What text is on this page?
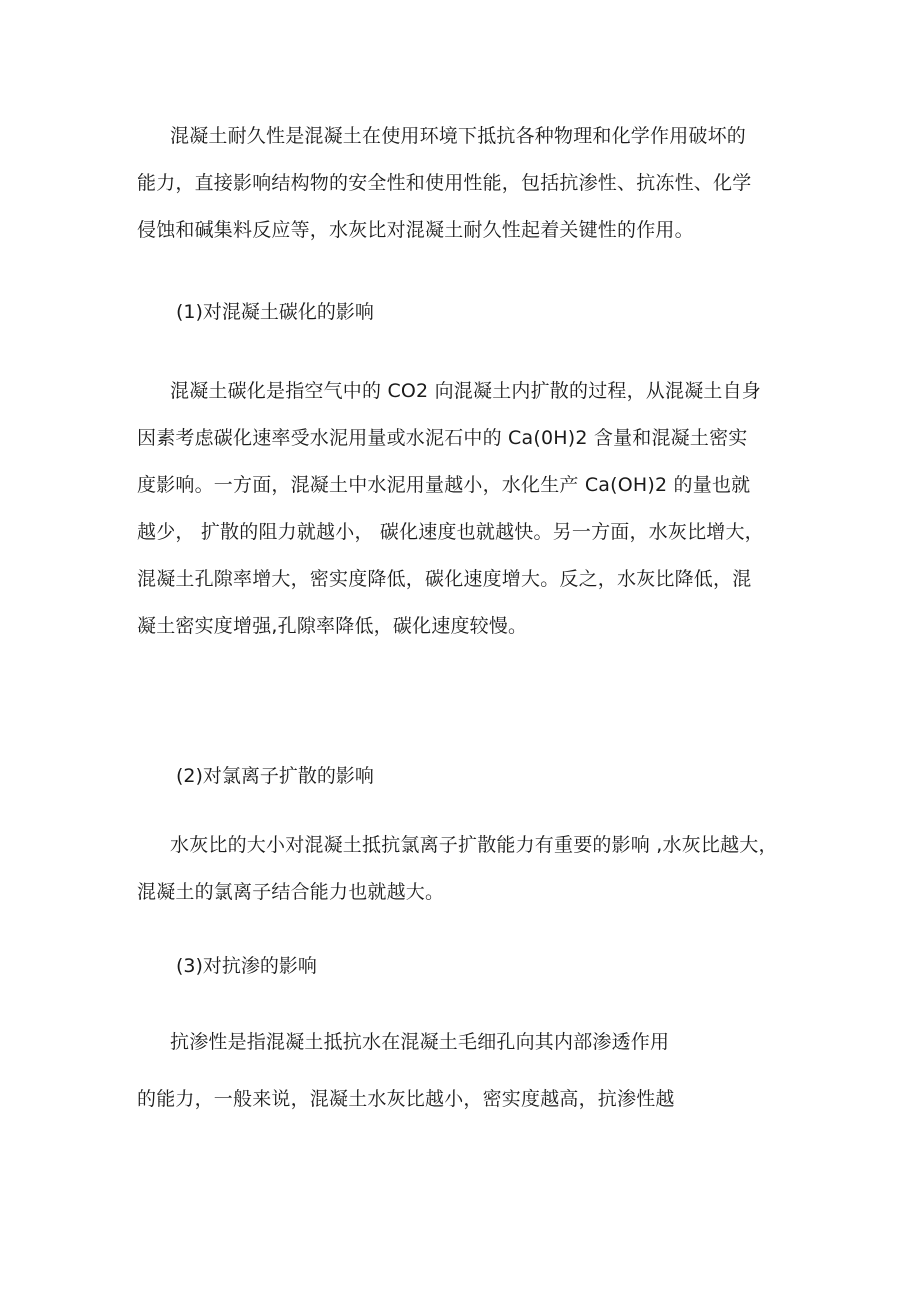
混凝土耐久性是混凝土在使用环境下抵抗各种物理和化学作用破坏的
能力，直接影响结构物的安全性和使用性能，包括抗渗性、抗冻性、化学
侵蚀和碱集料反应等，水灰比对混凝土耐久性起着关键性的作用。
(1)对混凝土碳化的影响
混凝土碳化是指空气中的 CO2 向混凝土内扩散的过程，从混凝土自身
因素考虑碳化速率受水泥用量或水泥石中的 Ca(0H)2 含量和混凝土密实
度影响。一方面，混凝土中水泥用量越小，水化生产 Ca(OH)2 的量也就
越少， 扩散的阻力就越小， 碳化速度也就越快。另一方面，水灰比增大，
混凝土孔隙率增大，密实度降低，碳化速度增大。反之，水灰比降低，混
凝土密实度增强,孔隙率降低，碳化速度较慢。
(2)对氯离子扩散的影响
水灰比的大小对混凝土抵抗氯离子扩散能力有重要的影响 ,水灰比越大，
混凝土的氯离子结合能力也就越大。
(3)对抗渗的影响
抗渗性是指混凝土抵抗水在混凝土毛细孔向其内部渗透作用
的能力，一般来说，混凝土水灰比越小，密实度越高，抗渗性越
********
* OBJECTIVE
Repeat all the data as it stands, dropping any images it holds.

* RESULT
What text is on this page?
混凝土耐久性是混凝土在使用环境下抵抗各种物理和化学作用破坏的
能力，直接影响结构物的安全性和使用性能，包括抗渗性、抗冻性、化学
侵蚀和碱集料反应等，水灰比对混凝土耐久性起着关键性的作用。
(1)对混凝土碳化的影响
混凝土碳化是指空气中的 CO2 向混凝土内扩散的过程，从混凝土自身
因素考虑碳化速率受水泥用量或水泥石中的 Ca(0H)2 含量和混凝土密实
度影响。一方面，混凝土中水泥用量越小，水化生产 Ca(OH)2 的量也就
越少， 扩散的阻力就越小， 碳化速度也就越快。另一方面，水灰比增大，
混凝土孔隙率增大，密实度降低，碳化速度增大。反之，水灰比降低，混
凝土密实度增强,孔隙率降低，碳化速度较慢。
(2)对氯离子扩散的影响
水灰比的大小对混凝土抵抗氯离子扩散能力有重要的影响 ,水灰比越大，
混凝土的氯离子结合能力也就越大。
(3)对抗渗的影响
抗渗性是指混凝土抵抗水在混凝土毛细孔向其内部渗透作用
的能力，一般来说，混凝土水灰比越小，密实度越高，抗渗性越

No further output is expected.